**THE PROBLEM**
Copy out all of the material exactly.

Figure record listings
- - - -

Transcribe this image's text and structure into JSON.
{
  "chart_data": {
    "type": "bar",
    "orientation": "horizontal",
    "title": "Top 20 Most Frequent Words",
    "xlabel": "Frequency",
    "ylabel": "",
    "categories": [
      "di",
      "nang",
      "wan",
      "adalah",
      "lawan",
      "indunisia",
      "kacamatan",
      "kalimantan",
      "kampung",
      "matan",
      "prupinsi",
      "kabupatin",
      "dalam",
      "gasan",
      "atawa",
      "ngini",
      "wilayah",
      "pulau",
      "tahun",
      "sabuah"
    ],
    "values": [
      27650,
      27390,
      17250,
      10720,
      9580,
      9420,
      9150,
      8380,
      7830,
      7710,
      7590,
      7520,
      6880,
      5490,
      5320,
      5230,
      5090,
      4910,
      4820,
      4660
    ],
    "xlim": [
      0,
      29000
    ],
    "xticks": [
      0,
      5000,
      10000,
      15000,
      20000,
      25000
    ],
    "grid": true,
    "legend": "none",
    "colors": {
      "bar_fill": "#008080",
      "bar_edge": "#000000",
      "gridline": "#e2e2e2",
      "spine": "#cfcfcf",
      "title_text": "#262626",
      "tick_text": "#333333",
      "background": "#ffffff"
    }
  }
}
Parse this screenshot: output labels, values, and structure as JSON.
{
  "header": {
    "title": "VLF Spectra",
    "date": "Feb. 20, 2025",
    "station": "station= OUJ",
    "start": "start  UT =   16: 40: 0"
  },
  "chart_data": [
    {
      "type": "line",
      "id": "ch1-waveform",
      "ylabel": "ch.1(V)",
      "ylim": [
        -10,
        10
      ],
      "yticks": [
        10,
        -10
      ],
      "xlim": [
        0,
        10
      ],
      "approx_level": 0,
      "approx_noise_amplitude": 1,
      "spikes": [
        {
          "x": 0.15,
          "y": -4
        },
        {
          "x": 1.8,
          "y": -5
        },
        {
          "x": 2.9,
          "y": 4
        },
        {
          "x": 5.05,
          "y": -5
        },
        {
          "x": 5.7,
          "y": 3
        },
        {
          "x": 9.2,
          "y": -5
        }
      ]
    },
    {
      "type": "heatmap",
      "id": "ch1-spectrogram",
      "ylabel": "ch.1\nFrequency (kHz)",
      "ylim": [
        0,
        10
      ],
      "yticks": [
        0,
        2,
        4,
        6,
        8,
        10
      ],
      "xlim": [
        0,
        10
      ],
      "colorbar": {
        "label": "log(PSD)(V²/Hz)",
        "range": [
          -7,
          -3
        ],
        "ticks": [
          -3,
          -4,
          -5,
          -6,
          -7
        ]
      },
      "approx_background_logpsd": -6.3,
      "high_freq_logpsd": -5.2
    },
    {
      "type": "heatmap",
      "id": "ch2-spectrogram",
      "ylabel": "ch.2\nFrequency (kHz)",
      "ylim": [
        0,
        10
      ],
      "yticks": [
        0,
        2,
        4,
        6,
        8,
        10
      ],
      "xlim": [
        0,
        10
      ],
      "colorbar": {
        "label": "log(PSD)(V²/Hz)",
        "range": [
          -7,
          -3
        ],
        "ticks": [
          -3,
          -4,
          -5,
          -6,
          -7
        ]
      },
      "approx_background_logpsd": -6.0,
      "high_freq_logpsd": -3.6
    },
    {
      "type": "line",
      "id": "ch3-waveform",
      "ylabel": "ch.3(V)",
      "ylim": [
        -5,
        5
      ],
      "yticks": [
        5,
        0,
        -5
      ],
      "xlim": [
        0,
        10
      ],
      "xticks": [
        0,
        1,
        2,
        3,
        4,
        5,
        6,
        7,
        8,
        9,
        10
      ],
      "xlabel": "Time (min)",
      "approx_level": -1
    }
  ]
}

- - - -

**SOLUTION FOR THIS PROBLEM**
Transcribe this image's text and structure into JSON.
{
  "chart_data": {
    "type": "bar",
    "orientation": "horizontal",
    "title": "Top 20 Most Frequent Words",
    "xlabel": "Frequency",
    "ylabel": "",
    "categories": [
      "di",
      "nang",
      "wan",
      "adalah",
      "lawan",
      "indunisia",
      "kacamatan",
      "kalimantan",
      "kampung",
      "matan",
      "prupinsi",
      "kabupatin",
      "dalam",
      "gasan",
      "atawa",
      "ngini",
      "wilayah",
      "pulau",
      "tahun",
      "sabuah"
    ],
    "values": [
      27650,
      27390,
      17250,
      10720,
      9580,
      9420,
      9150,
      8380,
      7830,
      7710,
      7590,
      7520,
      6880,
      5490,
      5320,
      5230,
      5090,
      4910,
      4820,
      4660
    ],
    "xlim": [
      0,
      29000
    ],
    "xticks": [
      0,
      5000,
      10000,
      15000,
      20000,
      25000
    ],
    "grid": true,
    "legend": "none",
    "colors": {
      "bar_fill": "#008080",
      "bar_edge": "#000000",
      "gridline": "#e2e2e2",
      "spine": "#cfcfcf",
      "title_text": "#262626",
      "tick_text": "#333333",
      "background": "#ffffff"
    }
  }
}
Parse this screenshot: output labels, values, and structure as JSON.
{
  "header": {
    "title": "VLF Spectra",
    "date": "Feb. 20, 2025",
    "station": "station= OUJ",
    "start": "start  UT =   16: 40: 0"
  },
  "chart_data": [
    {
      "type": "line",
      "id": "ch1-waveform",
      "ylabel": "ch.1(V)",
      "ylim": [
        -10,
        10
      ],
      "yticks": [
        10,
        -10
      ],
      "xlim": [
        0,
        10
      ],
      "approx_level": 0,
      "approx_noise_amplitude": 1,
      "spikes": [
        {
          "x": 0.15,
          "y": -4
        },
        {
          "x": 1.8,
          "y": -5
        },
        {
          "x": 2.9,
          "y": 4
        },
        {
          "x": 5.05,
          "y": -5
        },
        {
          "x": 5.7,
          "y": 3
        },
        {
          "x": 9.2,
          "y": -5
        }
      ]
    },
    {
      "type": "heatmap",
      "id": "ch1-spectrogram",
      "ylabel": "ch.1\nFrequency (kHz)",
      "ylim": [
        0,
        10
      ],
      "yticks": [
        0,
        2,
        4,
        6,
        8,
        10
      ],
      "xlim": [
        0,
        10
      ],
      "colorbar": {
        "label": "log(PSD)(V²/Hz)",
        "range": [
          -7,
          -3
        ],
        "ticks": [
          -3,
          -4,
          -5,
          -6,
          -7
        ]
      },
      "approx_background_logpsd": -6.3,
      "high_freq_logpsd": -5.2
    },
    {
      "type": "heatmap",
      "id": "ch2-spectrogram",
      "ylabel": "ch.2\nFrequency (kHz)",
      "ylim": [
        0,
        10
      ],
      "yticks": [
        0,
        2,
        4,
        6,
        8,
        10
      ],
      "xlim": [
        0,
        10
      ],
      "colorbar": {
        "label": "log(PSD)(V²/Hz)",
        "range": [
          -7,
          -3
        ],
        "ticks": [
          -3,
          -4,
          -5,
          -6,
          -7
        ]
      },
      "approx_background_logpsd": -6.0,
      "high_freq_logpsd": -3.6
    },
    {
      "type": "line",
      "id": "ch3-waveform",
      "ylabel": "ch.3(V)",
      "ylim": [
        -5,
        5
      ],
      "yticks": [
        5,
        0,
        -5
      ],
      "xlim": [
        0,
        10
      ],
      "xticks": [
        0,
        1,
        2,
        3,
        4,
        5,
        6,
        7,
        8,
        9,
        10
      ],
      "xlabel": "Time (min)",
      "approx_level": -1
    }
  ]
}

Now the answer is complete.